* Begin *

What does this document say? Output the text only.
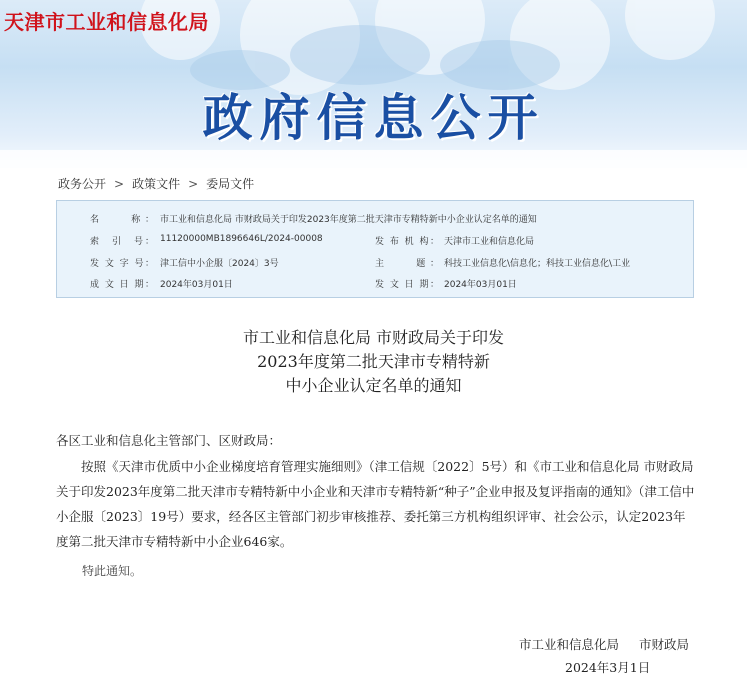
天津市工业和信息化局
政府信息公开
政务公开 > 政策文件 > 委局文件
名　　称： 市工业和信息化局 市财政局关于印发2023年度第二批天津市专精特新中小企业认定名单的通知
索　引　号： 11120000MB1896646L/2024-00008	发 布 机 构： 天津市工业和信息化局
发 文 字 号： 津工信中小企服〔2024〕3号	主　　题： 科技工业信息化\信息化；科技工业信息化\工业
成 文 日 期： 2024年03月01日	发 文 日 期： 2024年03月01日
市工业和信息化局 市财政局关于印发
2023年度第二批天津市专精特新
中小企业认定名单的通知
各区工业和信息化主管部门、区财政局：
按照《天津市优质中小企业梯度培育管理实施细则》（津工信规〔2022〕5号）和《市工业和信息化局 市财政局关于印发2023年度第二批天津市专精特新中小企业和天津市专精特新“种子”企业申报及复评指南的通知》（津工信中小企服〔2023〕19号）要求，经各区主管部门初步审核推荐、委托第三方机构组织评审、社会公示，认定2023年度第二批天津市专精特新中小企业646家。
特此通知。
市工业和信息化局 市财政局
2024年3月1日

* End *
* Begin *

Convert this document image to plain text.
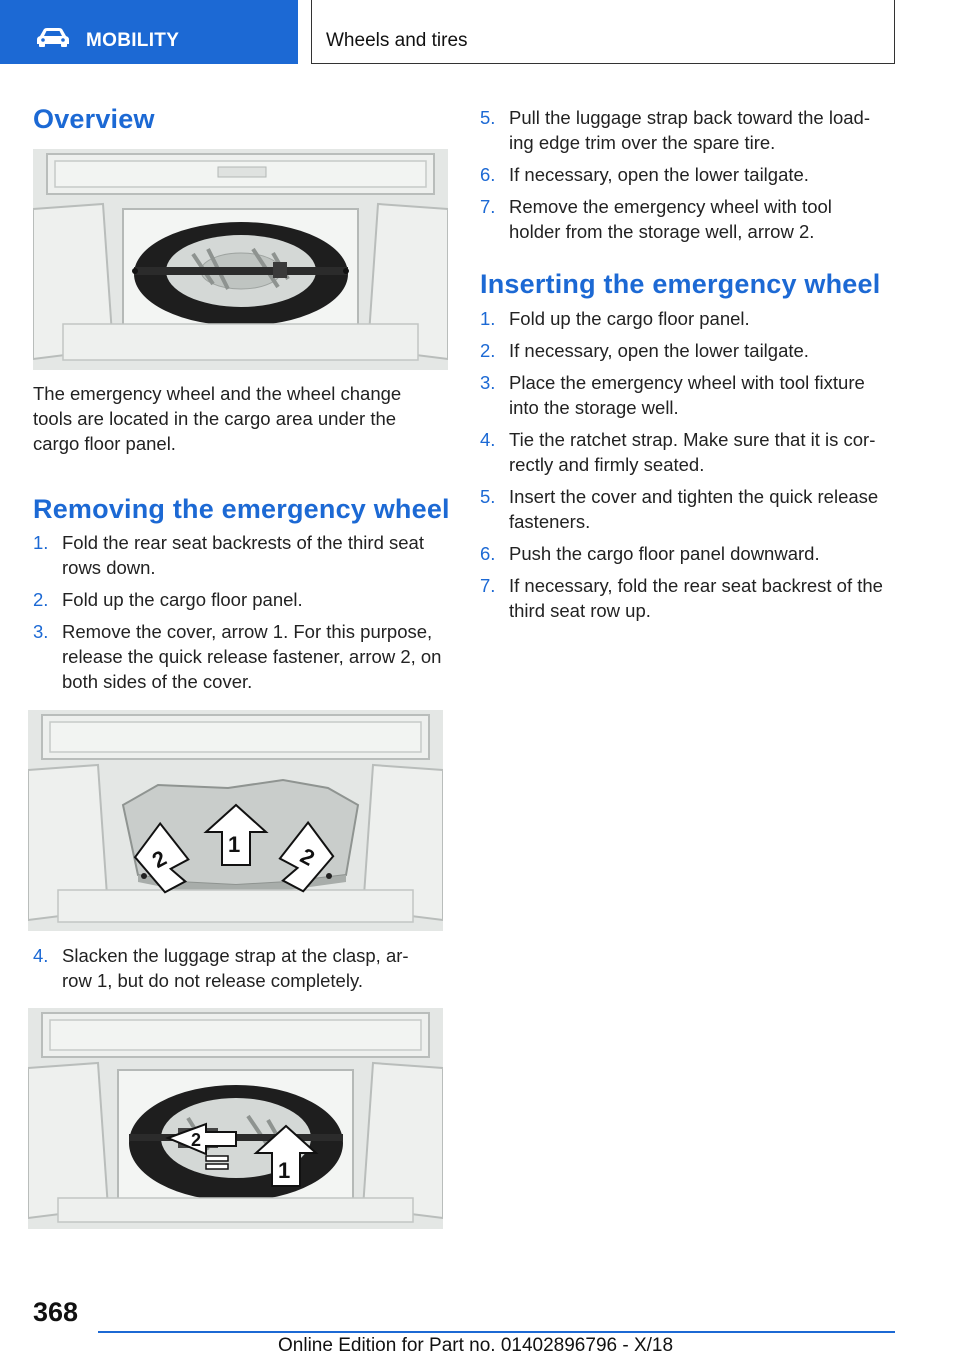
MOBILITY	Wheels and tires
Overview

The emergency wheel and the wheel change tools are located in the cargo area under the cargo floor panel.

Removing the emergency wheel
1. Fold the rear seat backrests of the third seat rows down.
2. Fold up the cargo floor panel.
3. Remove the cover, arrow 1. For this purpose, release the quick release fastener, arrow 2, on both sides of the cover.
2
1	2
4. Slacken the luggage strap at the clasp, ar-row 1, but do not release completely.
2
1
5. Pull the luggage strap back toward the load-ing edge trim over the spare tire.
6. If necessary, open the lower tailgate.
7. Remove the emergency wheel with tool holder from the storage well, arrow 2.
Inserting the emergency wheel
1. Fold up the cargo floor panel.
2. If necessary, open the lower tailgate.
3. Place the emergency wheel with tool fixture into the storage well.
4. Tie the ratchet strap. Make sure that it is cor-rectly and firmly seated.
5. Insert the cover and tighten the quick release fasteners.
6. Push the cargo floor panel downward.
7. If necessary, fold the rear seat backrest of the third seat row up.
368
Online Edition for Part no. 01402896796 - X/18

* End *
* Begin *

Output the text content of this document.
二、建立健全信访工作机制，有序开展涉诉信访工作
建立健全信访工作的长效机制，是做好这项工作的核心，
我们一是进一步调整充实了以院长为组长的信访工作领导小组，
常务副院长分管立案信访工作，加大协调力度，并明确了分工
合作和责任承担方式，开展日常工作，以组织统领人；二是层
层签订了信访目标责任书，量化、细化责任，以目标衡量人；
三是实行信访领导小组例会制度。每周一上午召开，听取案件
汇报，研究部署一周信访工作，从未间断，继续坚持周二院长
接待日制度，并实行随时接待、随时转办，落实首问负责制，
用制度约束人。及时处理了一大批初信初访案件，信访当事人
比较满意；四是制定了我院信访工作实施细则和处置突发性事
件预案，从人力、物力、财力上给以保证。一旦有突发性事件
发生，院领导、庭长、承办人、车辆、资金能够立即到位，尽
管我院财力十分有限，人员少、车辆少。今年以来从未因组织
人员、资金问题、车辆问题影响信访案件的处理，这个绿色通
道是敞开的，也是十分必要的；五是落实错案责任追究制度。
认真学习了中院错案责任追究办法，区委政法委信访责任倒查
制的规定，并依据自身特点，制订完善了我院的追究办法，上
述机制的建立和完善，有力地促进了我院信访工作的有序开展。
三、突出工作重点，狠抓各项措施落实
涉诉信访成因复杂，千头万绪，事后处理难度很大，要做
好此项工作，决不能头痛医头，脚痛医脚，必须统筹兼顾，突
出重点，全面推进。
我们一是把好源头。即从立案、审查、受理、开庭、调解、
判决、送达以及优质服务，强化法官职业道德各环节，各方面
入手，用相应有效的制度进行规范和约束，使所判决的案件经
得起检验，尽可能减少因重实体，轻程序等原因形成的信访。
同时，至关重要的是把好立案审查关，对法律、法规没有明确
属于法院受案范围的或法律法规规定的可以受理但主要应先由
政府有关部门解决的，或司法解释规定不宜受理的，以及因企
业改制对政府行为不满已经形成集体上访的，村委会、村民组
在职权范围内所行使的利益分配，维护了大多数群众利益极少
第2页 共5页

* End *

→ **DIRECTIVE**
Scan the material and collect every line that contains "storage".

→ **TASK OUTPUT**
7. Remove the emergency wheel with tool holder from the storage well, arrow 2.
3. Place the emergency wheel with tool fixture into the storage well.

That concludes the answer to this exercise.